EXERCISE MATERIAL -
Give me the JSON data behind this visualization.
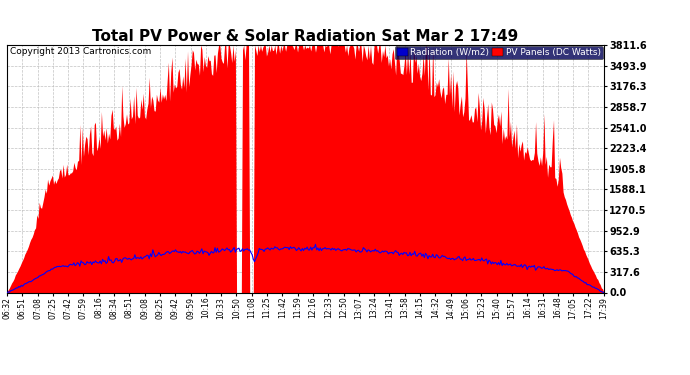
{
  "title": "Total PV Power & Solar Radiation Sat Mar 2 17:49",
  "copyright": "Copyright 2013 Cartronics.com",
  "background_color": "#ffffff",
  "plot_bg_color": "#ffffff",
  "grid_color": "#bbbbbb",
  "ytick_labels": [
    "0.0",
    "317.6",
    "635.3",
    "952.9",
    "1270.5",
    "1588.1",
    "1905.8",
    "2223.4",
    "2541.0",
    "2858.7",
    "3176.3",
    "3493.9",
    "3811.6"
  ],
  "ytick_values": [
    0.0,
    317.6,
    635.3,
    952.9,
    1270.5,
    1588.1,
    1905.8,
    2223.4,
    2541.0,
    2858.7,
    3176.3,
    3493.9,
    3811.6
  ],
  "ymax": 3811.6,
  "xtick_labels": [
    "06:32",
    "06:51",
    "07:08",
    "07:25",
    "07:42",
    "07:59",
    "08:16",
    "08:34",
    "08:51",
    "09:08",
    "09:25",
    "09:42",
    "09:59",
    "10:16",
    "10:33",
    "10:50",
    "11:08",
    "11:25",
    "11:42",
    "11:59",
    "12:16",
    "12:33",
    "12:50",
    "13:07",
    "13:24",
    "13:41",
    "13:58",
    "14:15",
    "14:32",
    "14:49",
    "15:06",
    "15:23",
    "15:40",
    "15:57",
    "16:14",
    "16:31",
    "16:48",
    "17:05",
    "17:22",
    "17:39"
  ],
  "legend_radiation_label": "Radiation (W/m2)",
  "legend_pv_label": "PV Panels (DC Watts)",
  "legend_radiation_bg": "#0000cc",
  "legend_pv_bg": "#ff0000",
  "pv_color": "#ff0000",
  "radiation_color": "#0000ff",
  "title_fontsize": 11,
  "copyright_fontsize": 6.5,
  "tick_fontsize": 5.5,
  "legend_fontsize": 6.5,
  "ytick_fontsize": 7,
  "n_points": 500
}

EXERCISE PROMPT -
Using the records above, find and show each line with the string "ffffff".

EXERCISE ANSWER -
  "background_color": "#ffffff",
  "plot_bg_color": "#ffffff",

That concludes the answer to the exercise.